Start of Data entries
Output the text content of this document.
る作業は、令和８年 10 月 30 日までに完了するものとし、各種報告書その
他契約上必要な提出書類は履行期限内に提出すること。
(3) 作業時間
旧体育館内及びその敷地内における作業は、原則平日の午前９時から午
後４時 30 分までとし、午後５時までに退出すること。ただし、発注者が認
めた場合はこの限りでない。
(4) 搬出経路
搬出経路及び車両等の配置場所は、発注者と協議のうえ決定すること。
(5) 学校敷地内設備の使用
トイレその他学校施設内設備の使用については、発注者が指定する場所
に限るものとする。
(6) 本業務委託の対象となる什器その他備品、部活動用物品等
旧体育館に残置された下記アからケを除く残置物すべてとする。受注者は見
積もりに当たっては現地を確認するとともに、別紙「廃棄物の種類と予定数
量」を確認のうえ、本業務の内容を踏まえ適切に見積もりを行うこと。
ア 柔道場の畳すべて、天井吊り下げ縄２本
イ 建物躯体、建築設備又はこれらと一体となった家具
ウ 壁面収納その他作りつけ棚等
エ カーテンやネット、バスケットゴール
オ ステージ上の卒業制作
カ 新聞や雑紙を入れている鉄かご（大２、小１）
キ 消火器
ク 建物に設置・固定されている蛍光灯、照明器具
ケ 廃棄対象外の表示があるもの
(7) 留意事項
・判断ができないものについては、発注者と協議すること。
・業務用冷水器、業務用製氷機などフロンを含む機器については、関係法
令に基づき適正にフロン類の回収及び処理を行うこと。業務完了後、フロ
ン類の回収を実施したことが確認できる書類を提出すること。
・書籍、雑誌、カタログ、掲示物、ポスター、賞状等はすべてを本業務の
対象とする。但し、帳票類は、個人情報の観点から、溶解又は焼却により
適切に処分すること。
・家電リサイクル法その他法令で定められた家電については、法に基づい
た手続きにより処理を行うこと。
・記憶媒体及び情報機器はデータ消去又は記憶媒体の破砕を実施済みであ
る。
End of Data entries
Instructions to follow: Output the listing above without altering a single character.

Solution:
Output the text content of this document.
る作業は、令和８年 10 月 30 日までに完了するものとし、各種報告書その
他契約上必要な提出書類は履行期限内に提出すること。
(3) 作業時間
旧体育館内及びその敷地内における作業は、原則平日の午前９時から午
後４時 30 分までとし、午後５時までに退出すること。ただし、発注者が認
めた場合はこの限りでない。
(4) 搬出経路
搬出経路及び車両等の配置場所は、発注者と協議のうえ決定すること。
(5) 学校敷地内設備の使用
トイレその他学校施設内設備の使用については、発注者が指定する場所
に限るものとする。
(6) 本業務委託の対象となる什器その他備品、部活動用物品等
旧体育館に残置された下記アからケを除く残置物すべてとする。受注者は見
積もりに当たっては現地を確認するとともに、別紙「廃棄物の種類と予定数
量」を確認のうえ、本業務の内容を踏まえ適切に見積もりを行うこと。
ア 柔道場の畳すべて、天井吊り下げ縄２本
イ 建物躯体、建築設備又はこれらと一体となった家具
ウ 壁面収納その他作りつけ棚等
エ カーテンやネット、バスケットゴール
オ ステージ上の卒業制作
カ 新聞や雑紙を入れている鉄かご（大２、小１）
キ 消火器
ク 建物に設置・固定されている蛍光灯、照明器具
ケ 廃棄対象外の表示があるもの
(7) 留意事項
・判断ができないものについては、発注者と協議すること。
・業務用冷水器、業務用製氷機などフロンを含む機器については、関係法
令に基づき適正にフロン類の回収及び処理を行うこと。業務完了後、フロ
ン類の回収を実施したことが確認できる書類を提出すること。
・書籍、雑誌、カタログ、掲示物、ポスター、賞状等はすべてを本業務の
対象とする。但し、帳票類は、個人情報の観点から、溶解又は焼却により
適切に処分すること。
・家電リサイクル法その他法令で定められた家電については、法に基づい
た手続きにより処理を行うこと。
・記憶媒体及び情報機器はデータ消去又は記憶媒体の破砕を実施済みであ
る。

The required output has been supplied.